(Dataset entries)

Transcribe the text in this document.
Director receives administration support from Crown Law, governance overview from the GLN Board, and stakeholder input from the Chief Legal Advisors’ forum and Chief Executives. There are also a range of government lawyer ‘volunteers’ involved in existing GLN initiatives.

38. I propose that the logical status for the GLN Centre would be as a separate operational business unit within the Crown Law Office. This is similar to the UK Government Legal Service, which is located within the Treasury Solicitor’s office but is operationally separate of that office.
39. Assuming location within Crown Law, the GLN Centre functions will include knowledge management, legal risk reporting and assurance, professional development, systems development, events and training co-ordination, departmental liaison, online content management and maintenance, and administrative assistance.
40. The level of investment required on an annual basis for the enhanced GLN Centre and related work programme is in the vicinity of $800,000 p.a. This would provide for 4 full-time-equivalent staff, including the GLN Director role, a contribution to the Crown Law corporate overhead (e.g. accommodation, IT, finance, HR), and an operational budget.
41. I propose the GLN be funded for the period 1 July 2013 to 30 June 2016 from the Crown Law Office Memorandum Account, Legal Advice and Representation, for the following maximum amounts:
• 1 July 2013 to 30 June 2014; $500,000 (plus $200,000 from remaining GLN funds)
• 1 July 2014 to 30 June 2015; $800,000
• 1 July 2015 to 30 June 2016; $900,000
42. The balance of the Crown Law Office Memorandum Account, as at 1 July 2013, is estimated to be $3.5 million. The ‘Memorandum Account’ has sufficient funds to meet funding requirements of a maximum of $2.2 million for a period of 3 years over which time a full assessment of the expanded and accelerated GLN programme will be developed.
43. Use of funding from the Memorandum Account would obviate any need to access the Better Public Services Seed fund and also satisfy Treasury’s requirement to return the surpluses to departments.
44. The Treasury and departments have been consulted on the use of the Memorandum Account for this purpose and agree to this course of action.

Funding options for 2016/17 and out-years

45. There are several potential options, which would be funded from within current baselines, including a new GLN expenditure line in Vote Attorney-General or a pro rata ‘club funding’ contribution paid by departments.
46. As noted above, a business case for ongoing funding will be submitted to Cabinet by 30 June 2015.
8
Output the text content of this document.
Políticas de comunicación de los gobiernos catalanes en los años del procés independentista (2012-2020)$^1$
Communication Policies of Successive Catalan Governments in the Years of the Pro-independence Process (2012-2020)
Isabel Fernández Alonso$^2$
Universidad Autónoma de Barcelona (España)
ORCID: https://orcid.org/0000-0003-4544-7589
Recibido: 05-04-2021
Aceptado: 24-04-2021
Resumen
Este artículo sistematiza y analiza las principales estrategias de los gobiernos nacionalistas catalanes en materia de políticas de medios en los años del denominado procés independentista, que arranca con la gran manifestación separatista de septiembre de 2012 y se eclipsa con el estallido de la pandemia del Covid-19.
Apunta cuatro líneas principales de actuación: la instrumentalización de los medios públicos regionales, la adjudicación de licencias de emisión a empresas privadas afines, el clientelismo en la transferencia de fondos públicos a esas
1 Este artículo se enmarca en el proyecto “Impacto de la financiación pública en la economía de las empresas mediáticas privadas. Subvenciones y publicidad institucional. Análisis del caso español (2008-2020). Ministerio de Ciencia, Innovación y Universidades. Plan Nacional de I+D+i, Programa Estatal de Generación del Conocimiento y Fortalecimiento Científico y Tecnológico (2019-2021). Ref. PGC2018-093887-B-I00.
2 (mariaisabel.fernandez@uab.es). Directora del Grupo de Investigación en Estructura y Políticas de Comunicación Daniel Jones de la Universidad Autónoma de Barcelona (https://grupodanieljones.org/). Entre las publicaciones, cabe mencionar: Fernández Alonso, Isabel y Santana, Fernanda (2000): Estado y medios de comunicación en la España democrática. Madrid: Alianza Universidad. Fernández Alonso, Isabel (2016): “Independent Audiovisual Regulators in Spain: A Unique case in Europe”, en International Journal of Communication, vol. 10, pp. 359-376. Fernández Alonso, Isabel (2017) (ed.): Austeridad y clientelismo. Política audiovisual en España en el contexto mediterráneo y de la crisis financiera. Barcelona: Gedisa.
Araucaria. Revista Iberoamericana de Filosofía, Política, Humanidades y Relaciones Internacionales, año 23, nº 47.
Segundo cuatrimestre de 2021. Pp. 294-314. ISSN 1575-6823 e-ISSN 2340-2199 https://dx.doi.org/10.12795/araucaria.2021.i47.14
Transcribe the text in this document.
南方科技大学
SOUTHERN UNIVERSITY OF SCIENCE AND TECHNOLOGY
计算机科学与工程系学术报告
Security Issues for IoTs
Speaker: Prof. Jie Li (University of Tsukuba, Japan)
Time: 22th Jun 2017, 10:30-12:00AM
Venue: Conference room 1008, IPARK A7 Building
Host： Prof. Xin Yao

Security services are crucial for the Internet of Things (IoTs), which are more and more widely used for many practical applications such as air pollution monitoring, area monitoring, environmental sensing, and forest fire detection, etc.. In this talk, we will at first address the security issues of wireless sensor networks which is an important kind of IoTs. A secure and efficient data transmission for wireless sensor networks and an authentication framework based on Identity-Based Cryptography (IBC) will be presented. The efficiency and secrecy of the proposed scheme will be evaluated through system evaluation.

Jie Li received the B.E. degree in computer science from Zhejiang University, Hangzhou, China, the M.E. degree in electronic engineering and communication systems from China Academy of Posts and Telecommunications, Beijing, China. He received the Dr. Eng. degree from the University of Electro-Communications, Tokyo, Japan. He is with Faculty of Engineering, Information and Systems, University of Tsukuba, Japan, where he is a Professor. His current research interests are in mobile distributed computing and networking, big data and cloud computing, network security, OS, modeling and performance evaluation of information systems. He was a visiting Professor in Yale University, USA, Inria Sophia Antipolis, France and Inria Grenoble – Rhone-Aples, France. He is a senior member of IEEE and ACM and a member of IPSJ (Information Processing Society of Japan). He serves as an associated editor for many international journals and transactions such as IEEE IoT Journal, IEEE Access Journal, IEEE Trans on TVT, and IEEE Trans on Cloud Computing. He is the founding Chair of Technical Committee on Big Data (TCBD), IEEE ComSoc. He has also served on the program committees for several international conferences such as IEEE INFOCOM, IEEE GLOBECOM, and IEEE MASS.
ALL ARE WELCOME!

(PROMPT)
Reproduce the listing above word for word.

(EXERCISE SOLUTION)
Transcribe the text in this document.
Director receives administration support from Crown Law, governance overview from the GLN Board, and stakeholder input from the Chief Legal Advisors’ forum and Chief Executives. There are also a range of government lawyer ‘volunteers’ involved in existing GLN initiatives.

38. I propose that the logical status for the GLN Centre would be as a separate operational business unit within the Crown Law Office. This is similar to the UK Government Legal Service, which is located within the Treasury Solicitor’s office but is operationally separate of that office.
39. Assuming location within Crown Law, the GLN Centre functions will include knowledge management, legal risk reporting and assurance, professional development, systems development, events and training co-ordination, departmental liaison, online content management and maintenance, and administrative assistance.
40. The level of investment required on an annual basis for the enhanced GLN Centre and related work programme is in the vicinity of $800,000 p.a. This would provide for 4 full-time-equivalent staff, including the GLN Director role, a contribution to the Crown Law corporate overhead (e.g. accommodation, IT, finance, HR), and an operational budget.
41. I propose the GLN be funded for the period 1 July 2013 to 30 June 2016 from the Crown Law Office Memorandum Account, Legal Advice and Representation, for the following maximum amounts:
• 1 July 2013 to 30 June 2014; $500,000 (plus $200,000 from remaining GLN funds)
• 1 July 2014 to 30 June 2015; $800,000
• 1 July 2015 to 30 June 2016; $900,000
42. The balance of the Crown Law Office Memorandum Account, as at 1 July 2013, is estimated to be $3.5 million. The ‘Memorandum Account’ has sufficient funds to meet funding requirements of a maximum of $2.2 million for a period of 3 years over which time a full assessment of the expanded and accelerated GLN programme will be developed.
43. Use of funding from the Memorandum Account would obviate any need to access the Better Public Services Seed fund and also satisfy Treasury’s requirement to return the surpluses to departments.
44. The Treasury and departments have been consulted on the use of the Memorandum Account for this purpose and agree to this course of action.

Funding options for 2016/17 and out-years

45. There are several potential options, which would be funded from within current baselines, including a new GLN expenditure line in Vote Attorney-General or a pro rata ‘club funding’ contribution paid by departments.
46. As noted above, a business case for ongoing funding will be submitted to Cabinet by 30 June 2015.
8
Output the text content of this document.
Políticas de comunicación de los gobiernos catalanes en los años del procés independentista (2012-2020)$^1$
Communication Policies of Successive Catalan Governments in the Years of the Pro-independence Process (2012-2020)
Isabel Fernández Alonso$^2$
Universidad Autónoma de Barcelona (España)
ORCID: https://orcid.org/0000-0003-4544-7589
Recibido: 05-04-2021
Aceptado: 24-04-2021
Resumen
Este artículo sistematiza y analiza las principales estrategias de los gobiernos nacionalistas catalanes en materia de políticas de medios en los años del denominado procés independentista, que arranca con la gran manifestación separatista de septiembre de 2012 y se eclipsa con el estallido de la pandemia del Covid-19.
Apunta cuatro líneas principales de actuación: la instrumentalización de los medios públicos regionales, la adjudicación de licencias de emisión a empresas privadas afines, el clientelismo en la transferencia de fondos públicos a esas
1 Este artículo se enmarca en el proyecto “Impacto de la financiación pública en la economía de las empresas mediáticas privadas. Subvenciones y publicidad institucional. Análisis del caso español (2008-2020). Ministerio de Ciencia, Innovación y Universidades. Plan Nacional de I+D+i, Programa Estatal de Generación del Conocimiento y Fortalecimiento Científico y Tecnológico (2019-2021). Ref. PGC2018-093887-B-I00.
2 (mariaisabel.fernandez@uab.es). Directora del Grupo de Investigación en Estructura y Políticas de Comunicación Daniel Jones de la Universidad Autónoma de Barcelona (https://grupodanieljones.org/). Entre las publicaciones, cabe mencionar: Fernández Alonso, Isabel y Santana, Fernanda (2000): Estado y medios de comunicación en la España democrática. Madrid: Alianza Universidad. Fernández Alonso, Isabel (2016): “Independent Audiovisual Regulators in Spain: A Unique case in Europe”, en International Journal of Communication, vol. 10, pp. 359-376. Fernández Alonso, Isabel (2017) (ed.): Austeridad y clientelismo. Política audiovisual en España en el contexto mediterráneo y de la crisis financiera. Barcelona: Gedisa.
Araucaria. Revista Iberoamericana de Filosofía, Política, Humanidades y Relaciones Internacionales, año 23, nº 47.
Segundo cuatrimestre de 2021. Pp. 294-314. ISSN 1575-6823 e-ISSN 2340-2199 https://dx.doi.org/10.12795/araucaria.2021.i47.14
Transcribe the text in this document.
南方科技大学
SOUTHERN UNIVERSITY OF SCIENCE AND TECHNOLOGY
计算机科学与工程系学术报告
Security Issues for IoTs
Speaker: Prof. Jie Li (University of Tsukuba, Japan)
Time: 22th Jun 2017, 10:30-12:00AM
Venue: Conference room 1008, IPARK A7 Building
Host： Prof. Xin Yao

Security services are crucial for the Internet of Things (IoTs), which are more and more widely used for many practical applications such as air pollution monitoring, area monitoring, environmental sensing, and forest fire detection, etc.. In this talk, we will at first address the security issues of wireless sensor networks which is an important kind of IoTs. A secure and efficient data transmission for wireless sensor networks and an authentication framework based on Identity-Based Cryptography (IBC) will be presented. The efficiency and secrecy of the proposed scheme will be evaluated through system evaluation.

Jie Li received the B.E. degree in computer science from Zhejiang University, Hangzhou, China, the M.E. degree in electronic engineering and communication systems from China Academy of Posts and Telecommunications, Beijing, China. He received the Dr. Eng. degree from the University of Electro-Communications, Tokyo, Japan. He is with Faculty of Engineering, Information and Systems, University of Tsukuba, Japan, where he is a Professor. His current research interests are in mobile distributed computing and networking, big data and cloud computing, network security, OS, modeling and performance evaluation of information systems. He was a visiting Professor in Yale University, USA, Inria Sophia Antipolis, France and Inria Grenoble – Rhone-Aples, France. He is a senior member of IEEE and ACM and a member of IPSJ (Information Processing Society of Japan). He serves as an associated editor for many international journals and transactions such as IEEE IoT Journal, IEEE Access Journal, IEEE Trans on TVT, and IEEE Trans on Cloud Computing. He is the founding Chair of Technical Committee on Big Data (TCBD), IEEE ComSoc. He has also served on the program committees for several international conferences such as IEEE INFOCOM, IEEE GLOBECOM, and IEEE MASS.
ALL ARE WELCOME!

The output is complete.